**Bacaan:**
#####

Akhir Seteru Cebong Kampret?

Oleh:
Sugeng Winarno
Penulis adalah Pegiat Literasi Media, Dosen Ilmu Komunikasi FISIP Universitas Muhammadiyah Malang.

Akhirnya Prabowo bertemu dengan Jokowi. Momen yang sudah ditunggu banyak pihak itu sontak bikin heboh. Perjumpaan kedua tokoh yang selama ini jadi rival dalam pilpres itu bisa berdampak ke pendukung masing-masing. Dalam pertemuan itu, Jokowi dan Prabowo menyampaikan bahwa sudah tak ada lagi istilah pendukung 01 dan 02. Sudah tak ada lagi Cebong dan Kampret. Yang ada hanya Garuda Pancasila. Semua sekarang Merah Putih. Namun, akankah seteru kedua pendukung antara Cebong dan Kampret benar-benar bisa redah?
Pertemuan yang berlangsung Sabtu, (13/07) di stasiun MRT Lebak Bulus itu dilanjutkan dengan naik MRT dan diakhiri dengan makan siang. Dari pertemuan yang diliput banyak media massa cetak maupun elektronik itu juga meramaikan jagat dunia maya. Melalui beragam platform media sosial (medsos), sejumlah orang menuliskan komentar atas peristiwa itu. Ada yang bernada gembira dan menganggap pertemuan dua tokoh itu bakal mampu menyatukan masyarakat yang selama ini terbelah karena pemilu.

#####

**Tugas Anda:**
[A] Tentukan apakah setiap pernyataan berikut sesuai dengan tulisan tentang pertemuan Prabowo dan Jokowi. Jawab ya atau tidak untuk masing-masing dan kutip kata-kata penentunya persis dari tulisan tersebut: (i) Pertemuan itu berlangsung di stasiun MRT Lebak Bulus. (ii) Pertemuan itu diakhiri dengan makan malam. (iii) Jokowi dan Prabowo menyatakan bahwa istilah pendukung 01 dan 02 sudah tidak ada lagi.
[B] Lanjutkan tulisan tentang pertemuan Prabowo dan Jokowi, mulai setelah kalimat terakhirnya.
Catatan yang menyusul tidak diperlukan untuk mengerjakan tugas apa pun.

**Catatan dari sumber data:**
#####

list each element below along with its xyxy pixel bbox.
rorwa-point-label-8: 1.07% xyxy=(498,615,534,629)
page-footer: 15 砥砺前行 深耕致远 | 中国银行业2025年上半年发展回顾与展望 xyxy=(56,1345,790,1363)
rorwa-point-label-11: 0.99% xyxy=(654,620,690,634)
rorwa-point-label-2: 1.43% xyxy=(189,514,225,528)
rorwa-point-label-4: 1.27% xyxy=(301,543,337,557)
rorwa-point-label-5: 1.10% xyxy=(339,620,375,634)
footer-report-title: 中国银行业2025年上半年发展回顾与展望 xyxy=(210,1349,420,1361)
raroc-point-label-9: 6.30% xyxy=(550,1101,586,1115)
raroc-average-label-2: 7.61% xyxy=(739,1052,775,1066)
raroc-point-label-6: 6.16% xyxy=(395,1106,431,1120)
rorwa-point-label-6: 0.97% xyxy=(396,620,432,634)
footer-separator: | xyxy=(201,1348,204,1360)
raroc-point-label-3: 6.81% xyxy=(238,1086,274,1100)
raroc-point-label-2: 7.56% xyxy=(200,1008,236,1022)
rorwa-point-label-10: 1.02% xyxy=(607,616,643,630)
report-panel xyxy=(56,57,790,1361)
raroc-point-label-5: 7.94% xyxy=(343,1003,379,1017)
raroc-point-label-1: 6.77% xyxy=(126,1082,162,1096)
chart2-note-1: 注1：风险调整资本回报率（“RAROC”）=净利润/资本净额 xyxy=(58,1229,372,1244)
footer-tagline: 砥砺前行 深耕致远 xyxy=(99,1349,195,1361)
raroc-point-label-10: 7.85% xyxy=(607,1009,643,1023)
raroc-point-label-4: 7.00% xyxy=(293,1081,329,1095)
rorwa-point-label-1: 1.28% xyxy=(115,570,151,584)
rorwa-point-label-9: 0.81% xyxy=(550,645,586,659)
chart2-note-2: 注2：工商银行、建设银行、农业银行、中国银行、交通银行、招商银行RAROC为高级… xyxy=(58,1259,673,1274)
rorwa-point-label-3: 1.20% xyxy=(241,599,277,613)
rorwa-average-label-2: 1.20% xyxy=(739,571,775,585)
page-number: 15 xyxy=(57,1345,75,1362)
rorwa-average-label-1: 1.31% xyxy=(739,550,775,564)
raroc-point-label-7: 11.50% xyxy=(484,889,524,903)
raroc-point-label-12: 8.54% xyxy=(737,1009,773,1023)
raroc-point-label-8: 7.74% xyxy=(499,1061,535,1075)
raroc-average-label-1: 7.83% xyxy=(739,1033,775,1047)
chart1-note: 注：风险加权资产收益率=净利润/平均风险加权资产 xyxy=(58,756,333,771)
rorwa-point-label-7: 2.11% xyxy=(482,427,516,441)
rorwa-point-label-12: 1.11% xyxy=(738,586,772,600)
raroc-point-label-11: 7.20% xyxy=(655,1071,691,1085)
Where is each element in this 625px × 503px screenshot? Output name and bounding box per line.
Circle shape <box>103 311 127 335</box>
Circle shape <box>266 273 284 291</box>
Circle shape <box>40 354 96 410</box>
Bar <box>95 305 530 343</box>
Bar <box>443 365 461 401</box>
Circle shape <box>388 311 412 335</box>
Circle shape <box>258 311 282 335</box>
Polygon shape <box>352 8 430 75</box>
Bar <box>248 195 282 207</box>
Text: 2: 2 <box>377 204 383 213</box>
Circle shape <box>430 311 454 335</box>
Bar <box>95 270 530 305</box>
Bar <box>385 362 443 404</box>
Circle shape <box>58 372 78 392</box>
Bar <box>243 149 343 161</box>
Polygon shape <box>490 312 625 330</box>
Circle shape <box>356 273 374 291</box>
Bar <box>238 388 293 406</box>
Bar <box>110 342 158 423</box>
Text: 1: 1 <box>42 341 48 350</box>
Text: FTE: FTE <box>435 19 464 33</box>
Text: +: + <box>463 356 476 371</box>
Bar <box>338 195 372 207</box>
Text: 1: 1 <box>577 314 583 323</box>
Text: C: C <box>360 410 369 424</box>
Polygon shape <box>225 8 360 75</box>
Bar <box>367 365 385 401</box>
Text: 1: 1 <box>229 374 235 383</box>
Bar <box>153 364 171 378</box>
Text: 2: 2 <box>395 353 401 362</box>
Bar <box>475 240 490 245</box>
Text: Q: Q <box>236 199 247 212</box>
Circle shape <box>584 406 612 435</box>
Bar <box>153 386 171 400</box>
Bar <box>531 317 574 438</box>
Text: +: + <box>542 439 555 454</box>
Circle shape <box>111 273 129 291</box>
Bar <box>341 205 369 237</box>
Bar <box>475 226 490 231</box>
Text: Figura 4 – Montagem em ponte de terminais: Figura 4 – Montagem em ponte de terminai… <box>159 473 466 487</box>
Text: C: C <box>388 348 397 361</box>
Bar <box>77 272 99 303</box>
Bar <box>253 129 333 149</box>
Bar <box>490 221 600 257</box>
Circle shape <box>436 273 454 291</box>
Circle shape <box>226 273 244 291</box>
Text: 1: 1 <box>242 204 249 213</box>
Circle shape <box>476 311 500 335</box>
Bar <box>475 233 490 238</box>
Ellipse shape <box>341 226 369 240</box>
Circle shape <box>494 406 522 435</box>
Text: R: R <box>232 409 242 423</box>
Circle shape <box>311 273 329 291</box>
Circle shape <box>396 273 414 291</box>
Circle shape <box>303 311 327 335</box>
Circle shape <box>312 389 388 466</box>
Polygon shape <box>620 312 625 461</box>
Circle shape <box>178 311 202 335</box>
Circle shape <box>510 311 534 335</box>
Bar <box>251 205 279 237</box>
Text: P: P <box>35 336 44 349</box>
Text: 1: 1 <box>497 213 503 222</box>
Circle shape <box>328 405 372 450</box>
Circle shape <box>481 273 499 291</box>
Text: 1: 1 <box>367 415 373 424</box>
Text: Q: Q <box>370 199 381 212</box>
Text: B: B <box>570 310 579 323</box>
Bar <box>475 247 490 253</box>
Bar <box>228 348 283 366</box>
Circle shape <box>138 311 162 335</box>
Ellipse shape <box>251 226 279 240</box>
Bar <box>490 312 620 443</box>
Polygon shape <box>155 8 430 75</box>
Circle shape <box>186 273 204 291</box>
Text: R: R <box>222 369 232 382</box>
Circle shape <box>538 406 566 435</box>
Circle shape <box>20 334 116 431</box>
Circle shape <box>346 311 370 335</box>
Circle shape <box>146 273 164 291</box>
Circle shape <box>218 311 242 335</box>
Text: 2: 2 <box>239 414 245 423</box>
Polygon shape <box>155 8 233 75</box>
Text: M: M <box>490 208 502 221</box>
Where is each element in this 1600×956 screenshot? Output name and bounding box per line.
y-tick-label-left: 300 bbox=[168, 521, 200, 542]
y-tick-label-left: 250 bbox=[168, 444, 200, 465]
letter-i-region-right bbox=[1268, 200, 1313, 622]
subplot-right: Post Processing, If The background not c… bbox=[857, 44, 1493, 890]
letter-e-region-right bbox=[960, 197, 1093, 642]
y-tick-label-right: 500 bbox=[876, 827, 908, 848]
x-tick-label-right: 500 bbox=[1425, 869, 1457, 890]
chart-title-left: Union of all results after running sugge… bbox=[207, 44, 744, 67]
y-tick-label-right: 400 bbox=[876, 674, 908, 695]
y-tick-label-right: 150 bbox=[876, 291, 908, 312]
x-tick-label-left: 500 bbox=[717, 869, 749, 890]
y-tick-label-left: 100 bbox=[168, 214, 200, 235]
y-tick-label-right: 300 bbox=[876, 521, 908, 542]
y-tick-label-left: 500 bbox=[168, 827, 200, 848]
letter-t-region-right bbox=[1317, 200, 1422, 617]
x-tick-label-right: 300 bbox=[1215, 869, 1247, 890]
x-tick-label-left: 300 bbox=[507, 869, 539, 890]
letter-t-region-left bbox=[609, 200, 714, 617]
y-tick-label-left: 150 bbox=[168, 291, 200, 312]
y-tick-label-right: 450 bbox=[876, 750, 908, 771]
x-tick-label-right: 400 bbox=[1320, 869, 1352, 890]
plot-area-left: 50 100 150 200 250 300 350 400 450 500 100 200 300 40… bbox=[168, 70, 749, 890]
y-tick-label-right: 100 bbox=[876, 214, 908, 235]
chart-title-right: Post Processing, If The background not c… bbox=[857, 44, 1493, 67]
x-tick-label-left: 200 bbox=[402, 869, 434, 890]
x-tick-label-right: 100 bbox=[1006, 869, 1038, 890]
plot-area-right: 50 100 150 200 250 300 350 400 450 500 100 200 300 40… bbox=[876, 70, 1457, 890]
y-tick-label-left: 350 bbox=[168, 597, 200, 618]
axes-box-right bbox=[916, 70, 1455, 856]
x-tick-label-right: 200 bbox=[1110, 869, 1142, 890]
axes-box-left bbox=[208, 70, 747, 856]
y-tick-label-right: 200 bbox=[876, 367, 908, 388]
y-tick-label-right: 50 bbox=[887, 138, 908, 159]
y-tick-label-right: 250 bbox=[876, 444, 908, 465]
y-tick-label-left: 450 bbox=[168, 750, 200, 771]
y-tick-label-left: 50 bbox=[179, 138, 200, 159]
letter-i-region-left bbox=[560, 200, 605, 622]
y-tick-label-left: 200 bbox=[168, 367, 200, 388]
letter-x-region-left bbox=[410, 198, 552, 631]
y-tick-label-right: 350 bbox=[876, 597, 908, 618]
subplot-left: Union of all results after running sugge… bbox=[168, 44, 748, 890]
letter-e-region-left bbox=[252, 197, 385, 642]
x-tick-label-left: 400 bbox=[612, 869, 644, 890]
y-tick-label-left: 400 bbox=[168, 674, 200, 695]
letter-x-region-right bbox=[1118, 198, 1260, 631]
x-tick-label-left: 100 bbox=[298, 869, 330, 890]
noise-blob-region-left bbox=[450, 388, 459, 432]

#####

**Hasil per Tugas:**
[A]
(i) Ya: "di stasiun MRT Lebak Bulus"
(ii) Tidak: "diakhiri dengan makan siang"
(iii) Ya: "Jokowi dan Prabowo menyampaikan bahwa sudah tak ada lagi istilah pendukung 01 dan 02"

[B]
Namun, ada juga sebagian masyarakat yang kecewa atas sikap Prabowo pada Jokowi yang terlihat dalam pertemuan itu. Di beberapa laman medsos, sejumlah pendukung Prabowo seperti belum mampu move on. Sejumlah pendukung Prabowo seperti kecewa dengan sikap Prabowo yang tiba-tiba berbalik arah jadi mengakui kemenangan Jokowi. Hal ini terlihat dari munculnya sejumlah narasi kekecewaan beberapa pendukung Prabowo yang beredar lewat Facebook, Twitter, Instagram, dan WhatsApp.
Pertemuan yang cukup mengagetkan bagi kedua kubu pendukung masing-masing pasangan ini memang memunculkan reaksi beragam. Tak semua orang mampu menilai pertemuan kedua tokoh ini sebagai sesuatu yang positif. Walaupun mayoritas masyarakat berharap pertemuan kedua elit politik itu sebagai langkah awal dalam rekonsiliasi politik. Masih perlu narasi-narasi politik yang bisa menjadi “obat penenang” bagi kedua kubu yang masih memendam bibit seteru.
Seteru Cebong Vs Kampret
Istilah Cebong muncul sebagai sebutan untuk pihak yang pro Jokowi. Sementara Kampret julukan untuk pendukung Prabowo. Awal penyebutan Cebong mungkin karena hobi Jokowi yang suka memelihara kodok, sehingga pengikutnya disebut Cebong. Cebong adalah hewan yang bakal menjadi kodok ketika besar. Sedangkan Kampret adalah kelelawar kecil atau bisa disebut anak kelelawar.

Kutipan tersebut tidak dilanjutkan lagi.